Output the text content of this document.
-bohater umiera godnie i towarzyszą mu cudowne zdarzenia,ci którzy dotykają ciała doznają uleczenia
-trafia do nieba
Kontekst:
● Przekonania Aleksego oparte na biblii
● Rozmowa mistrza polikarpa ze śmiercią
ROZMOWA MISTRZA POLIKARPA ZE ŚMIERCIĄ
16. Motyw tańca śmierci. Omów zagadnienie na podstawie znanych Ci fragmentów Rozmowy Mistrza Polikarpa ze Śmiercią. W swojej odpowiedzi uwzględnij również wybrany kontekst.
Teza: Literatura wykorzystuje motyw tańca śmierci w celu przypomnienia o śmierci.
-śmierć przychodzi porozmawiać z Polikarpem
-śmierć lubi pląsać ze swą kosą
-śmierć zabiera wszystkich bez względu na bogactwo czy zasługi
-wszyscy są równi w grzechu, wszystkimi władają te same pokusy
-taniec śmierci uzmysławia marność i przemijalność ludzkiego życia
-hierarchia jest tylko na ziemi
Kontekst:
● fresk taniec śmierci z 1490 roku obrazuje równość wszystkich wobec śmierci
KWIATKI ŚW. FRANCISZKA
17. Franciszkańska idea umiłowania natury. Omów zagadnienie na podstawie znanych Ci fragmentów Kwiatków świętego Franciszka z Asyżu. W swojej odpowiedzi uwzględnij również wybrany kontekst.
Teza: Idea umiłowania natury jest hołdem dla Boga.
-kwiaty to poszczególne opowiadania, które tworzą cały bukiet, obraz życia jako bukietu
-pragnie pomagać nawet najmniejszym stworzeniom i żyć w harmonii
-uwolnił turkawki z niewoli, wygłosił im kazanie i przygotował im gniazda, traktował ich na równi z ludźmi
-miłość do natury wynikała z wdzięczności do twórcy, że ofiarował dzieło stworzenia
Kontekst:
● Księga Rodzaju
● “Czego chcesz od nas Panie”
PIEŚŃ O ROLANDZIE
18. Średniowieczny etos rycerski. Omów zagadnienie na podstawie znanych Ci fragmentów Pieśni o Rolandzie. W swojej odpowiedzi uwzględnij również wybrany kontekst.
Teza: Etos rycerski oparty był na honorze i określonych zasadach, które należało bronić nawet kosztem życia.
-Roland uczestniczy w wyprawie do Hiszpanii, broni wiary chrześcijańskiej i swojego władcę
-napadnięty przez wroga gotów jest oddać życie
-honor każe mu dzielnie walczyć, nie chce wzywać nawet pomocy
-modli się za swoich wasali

--------------------------------

Identify each line in the records above that contains the word "podstawie", and copy it out in full.

16. Motyw tańca śmierci. Omów zagadnienie na podstawie znanych Ci fragmentów Rozmowy Mistrza Polikarpa ze Śmiercią. W swojej odpowiedzi uwzględnij również wybrany kontekst.
17. Franciszkańska idea umiłowania natury. Omów zagadnienie na podstawie znanych Ci fragmentów Kwiatków świętego Franciszka z Asyżu. W swojej odpowiedzi uwzględnij również wybrany kontekst.
18. Średniowieczny etos rycerski. Omów zagadnienie na podstawie znanych Ci fragmentów Pieśni o Rolandzie. W swojej odpowiedzi uwzględnij również wybrany kontekst.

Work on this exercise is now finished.